SET TASK:
Give the number of lines in the records below that include "pounds". Reply with that number alone.

──────

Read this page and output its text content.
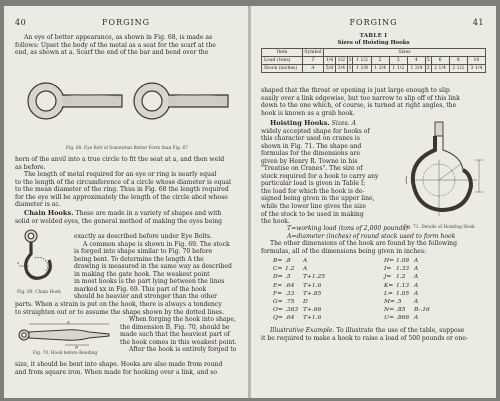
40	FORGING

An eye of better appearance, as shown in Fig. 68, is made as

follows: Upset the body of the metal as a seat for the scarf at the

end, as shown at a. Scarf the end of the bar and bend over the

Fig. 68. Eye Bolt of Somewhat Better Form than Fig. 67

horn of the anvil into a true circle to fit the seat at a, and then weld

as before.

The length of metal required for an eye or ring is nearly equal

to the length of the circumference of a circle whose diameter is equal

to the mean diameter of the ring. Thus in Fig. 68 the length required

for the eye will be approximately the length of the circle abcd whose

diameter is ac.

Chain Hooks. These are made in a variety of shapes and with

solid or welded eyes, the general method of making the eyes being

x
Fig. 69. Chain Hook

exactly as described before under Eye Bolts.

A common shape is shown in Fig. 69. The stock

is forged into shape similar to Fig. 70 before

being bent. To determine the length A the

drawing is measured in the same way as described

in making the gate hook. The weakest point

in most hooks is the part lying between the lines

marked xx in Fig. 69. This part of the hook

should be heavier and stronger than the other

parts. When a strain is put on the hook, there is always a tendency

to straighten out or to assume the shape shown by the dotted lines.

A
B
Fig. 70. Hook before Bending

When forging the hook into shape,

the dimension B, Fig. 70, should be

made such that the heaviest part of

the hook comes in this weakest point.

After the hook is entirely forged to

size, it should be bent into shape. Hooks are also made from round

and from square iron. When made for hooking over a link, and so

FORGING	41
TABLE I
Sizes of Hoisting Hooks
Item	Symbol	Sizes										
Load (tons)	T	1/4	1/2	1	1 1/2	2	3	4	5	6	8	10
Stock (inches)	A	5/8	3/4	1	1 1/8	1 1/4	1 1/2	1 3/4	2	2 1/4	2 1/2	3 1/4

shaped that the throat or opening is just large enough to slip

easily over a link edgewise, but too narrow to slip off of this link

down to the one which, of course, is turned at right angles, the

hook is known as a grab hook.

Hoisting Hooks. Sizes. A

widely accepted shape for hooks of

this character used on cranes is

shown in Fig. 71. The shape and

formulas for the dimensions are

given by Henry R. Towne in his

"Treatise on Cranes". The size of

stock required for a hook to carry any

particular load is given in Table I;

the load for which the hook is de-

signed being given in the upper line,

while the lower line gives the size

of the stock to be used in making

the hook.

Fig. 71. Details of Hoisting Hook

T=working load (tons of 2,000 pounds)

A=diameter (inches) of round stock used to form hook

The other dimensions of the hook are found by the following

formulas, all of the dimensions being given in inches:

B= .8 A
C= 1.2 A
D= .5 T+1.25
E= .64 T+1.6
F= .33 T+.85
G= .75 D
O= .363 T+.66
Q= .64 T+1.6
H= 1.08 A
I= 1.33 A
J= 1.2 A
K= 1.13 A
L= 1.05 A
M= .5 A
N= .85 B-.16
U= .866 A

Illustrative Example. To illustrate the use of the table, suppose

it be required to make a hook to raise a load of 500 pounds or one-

──────

EXERCISE OUTPUT:
2